- **The request**
Records follow. Select each line holding "houses".

- **Records shown**
* * * * * * *

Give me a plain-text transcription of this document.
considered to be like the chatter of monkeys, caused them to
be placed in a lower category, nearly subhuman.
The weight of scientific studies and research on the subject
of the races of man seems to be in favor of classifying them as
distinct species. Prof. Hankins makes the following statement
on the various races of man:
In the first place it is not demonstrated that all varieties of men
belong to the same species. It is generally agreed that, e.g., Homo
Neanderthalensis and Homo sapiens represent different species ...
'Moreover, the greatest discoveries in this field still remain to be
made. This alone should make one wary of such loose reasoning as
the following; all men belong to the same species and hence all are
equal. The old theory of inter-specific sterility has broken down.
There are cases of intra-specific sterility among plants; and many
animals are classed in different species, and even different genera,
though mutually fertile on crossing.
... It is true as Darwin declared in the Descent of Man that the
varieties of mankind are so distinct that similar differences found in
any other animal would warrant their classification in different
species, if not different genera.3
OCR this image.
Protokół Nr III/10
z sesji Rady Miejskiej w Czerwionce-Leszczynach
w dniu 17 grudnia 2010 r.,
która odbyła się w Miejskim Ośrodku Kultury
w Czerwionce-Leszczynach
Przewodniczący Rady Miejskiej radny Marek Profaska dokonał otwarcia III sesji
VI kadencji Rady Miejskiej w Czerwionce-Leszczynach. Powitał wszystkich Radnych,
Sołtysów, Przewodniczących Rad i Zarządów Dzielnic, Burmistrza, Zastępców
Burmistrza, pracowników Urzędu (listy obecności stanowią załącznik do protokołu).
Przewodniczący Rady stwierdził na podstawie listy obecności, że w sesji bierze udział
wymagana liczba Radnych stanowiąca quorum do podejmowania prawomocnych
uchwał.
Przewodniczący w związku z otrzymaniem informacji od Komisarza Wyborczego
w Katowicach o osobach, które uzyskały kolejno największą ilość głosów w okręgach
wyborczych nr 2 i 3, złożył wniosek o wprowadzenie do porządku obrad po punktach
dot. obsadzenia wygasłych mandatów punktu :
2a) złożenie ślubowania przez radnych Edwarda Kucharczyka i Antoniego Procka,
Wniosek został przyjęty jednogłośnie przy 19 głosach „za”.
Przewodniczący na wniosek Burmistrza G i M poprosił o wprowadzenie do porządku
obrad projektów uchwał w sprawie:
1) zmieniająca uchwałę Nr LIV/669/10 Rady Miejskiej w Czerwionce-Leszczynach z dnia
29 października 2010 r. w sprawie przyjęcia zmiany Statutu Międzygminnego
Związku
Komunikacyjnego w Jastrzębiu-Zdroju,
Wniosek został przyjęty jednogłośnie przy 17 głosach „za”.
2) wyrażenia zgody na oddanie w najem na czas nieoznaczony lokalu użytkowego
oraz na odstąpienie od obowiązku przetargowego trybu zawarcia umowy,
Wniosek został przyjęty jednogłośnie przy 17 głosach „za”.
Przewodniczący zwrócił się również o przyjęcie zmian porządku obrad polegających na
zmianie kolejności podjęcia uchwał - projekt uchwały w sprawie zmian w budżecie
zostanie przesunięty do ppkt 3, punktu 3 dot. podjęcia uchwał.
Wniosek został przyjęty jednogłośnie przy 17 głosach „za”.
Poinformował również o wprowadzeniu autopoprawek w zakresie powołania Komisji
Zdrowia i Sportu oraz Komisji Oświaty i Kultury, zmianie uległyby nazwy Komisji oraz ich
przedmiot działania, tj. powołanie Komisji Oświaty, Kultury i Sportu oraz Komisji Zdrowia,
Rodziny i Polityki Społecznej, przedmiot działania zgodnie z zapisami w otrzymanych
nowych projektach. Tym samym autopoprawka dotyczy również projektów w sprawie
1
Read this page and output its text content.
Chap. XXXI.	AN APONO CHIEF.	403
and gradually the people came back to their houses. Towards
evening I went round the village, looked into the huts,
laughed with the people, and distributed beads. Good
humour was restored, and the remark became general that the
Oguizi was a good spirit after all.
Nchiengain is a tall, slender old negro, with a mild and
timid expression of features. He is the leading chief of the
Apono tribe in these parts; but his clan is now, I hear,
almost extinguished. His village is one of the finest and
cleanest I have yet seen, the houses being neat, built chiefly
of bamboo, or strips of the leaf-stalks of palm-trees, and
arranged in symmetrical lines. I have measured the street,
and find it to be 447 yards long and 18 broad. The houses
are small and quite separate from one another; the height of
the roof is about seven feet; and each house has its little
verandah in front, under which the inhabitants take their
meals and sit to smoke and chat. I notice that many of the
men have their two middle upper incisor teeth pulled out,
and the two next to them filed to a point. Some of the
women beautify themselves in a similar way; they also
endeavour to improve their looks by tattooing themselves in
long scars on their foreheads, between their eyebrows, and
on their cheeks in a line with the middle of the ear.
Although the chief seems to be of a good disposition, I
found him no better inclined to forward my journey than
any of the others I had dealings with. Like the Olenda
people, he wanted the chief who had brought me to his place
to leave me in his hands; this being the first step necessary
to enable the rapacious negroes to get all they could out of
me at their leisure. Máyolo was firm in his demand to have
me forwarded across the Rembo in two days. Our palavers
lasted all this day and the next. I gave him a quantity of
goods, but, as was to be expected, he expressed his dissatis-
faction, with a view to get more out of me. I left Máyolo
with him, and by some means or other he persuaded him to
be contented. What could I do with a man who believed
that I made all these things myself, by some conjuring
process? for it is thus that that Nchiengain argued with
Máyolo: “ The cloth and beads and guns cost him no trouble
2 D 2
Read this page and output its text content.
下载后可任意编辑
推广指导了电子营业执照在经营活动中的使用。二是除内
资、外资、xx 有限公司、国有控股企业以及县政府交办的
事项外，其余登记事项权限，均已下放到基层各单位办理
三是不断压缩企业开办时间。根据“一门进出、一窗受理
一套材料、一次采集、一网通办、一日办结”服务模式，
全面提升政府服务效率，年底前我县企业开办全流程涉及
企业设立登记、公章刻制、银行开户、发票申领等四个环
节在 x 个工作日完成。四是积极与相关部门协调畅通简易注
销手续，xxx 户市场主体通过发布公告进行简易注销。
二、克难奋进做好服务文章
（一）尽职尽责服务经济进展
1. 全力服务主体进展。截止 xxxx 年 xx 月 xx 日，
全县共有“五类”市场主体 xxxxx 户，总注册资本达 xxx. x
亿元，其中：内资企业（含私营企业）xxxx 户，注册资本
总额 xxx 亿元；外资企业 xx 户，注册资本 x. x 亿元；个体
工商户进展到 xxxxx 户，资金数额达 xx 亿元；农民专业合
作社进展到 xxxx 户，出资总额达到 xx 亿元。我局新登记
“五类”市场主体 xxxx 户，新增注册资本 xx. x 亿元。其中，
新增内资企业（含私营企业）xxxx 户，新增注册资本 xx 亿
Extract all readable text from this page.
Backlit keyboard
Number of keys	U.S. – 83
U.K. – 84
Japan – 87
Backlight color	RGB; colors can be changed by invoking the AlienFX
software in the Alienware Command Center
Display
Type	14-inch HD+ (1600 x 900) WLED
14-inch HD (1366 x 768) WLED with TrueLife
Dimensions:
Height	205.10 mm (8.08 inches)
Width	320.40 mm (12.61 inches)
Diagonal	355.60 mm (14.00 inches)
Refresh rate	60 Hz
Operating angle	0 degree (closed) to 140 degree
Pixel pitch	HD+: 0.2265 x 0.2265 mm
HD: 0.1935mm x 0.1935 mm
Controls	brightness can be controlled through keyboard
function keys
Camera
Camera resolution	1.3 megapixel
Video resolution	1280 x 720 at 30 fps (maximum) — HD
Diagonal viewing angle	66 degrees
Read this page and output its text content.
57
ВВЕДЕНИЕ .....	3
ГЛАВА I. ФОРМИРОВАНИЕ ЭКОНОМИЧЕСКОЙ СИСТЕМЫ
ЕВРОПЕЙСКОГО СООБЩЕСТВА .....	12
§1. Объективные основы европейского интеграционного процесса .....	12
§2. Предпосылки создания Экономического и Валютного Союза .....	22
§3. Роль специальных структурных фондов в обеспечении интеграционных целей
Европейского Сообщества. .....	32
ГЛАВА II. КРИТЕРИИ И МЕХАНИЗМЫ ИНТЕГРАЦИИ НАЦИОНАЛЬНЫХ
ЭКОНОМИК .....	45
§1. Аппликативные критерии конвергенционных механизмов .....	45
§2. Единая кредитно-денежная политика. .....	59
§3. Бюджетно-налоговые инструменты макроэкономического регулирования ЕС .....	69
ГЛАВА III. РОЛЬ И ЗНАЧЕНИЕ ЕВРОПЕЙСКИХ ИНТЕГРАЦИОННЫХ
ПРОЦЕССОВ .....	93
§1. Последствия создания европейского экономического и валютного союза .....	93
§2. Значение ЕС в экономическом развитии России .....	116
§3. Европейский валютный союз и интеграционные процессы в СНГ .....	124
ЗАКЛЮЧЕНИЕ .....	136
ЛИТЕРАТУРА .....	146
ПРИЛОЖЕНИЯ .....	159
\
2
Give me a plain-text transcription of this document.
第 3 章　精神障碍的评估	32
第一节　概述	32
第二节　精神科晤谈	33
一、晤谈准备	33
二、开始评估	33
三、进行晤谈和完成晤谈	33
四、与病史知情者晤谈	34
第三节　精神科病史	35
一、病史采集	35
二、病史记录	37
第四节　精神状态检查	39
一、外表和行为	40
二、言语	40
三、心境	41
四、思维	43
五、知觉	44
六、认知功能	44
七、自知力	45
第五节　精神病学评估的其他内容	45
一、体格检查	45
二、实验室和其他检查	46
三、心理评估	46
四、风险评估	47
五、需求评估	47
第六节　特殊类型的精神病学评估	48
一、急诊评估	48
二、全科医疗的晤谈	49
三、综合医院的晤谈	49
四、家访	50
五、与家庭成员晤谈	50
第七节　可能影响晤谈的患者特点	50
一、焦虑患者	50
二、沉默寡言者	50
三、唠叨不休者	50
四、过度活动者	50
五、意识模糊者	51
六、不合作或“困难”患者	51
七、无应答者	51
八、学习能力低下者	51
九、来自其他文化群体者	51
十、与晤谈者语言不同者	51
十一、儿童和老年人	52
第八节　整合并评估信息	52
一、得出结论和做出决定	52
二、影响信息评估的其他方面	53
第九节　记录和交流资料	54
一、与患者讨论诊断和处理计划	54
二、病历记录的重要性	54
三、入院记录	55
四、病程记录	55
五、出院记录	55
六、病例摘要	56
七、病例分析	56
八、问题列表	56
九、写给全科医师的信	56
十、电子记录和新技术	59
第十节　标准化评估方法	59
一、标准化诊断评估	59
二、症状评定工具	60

* * * * * * *

- **Reply**
and gradually the people came back to their houses. Towards
cleanest I have yet seen, the houses being neat, built chiefly
and find it to be 447 yards long and 18 broad. The houses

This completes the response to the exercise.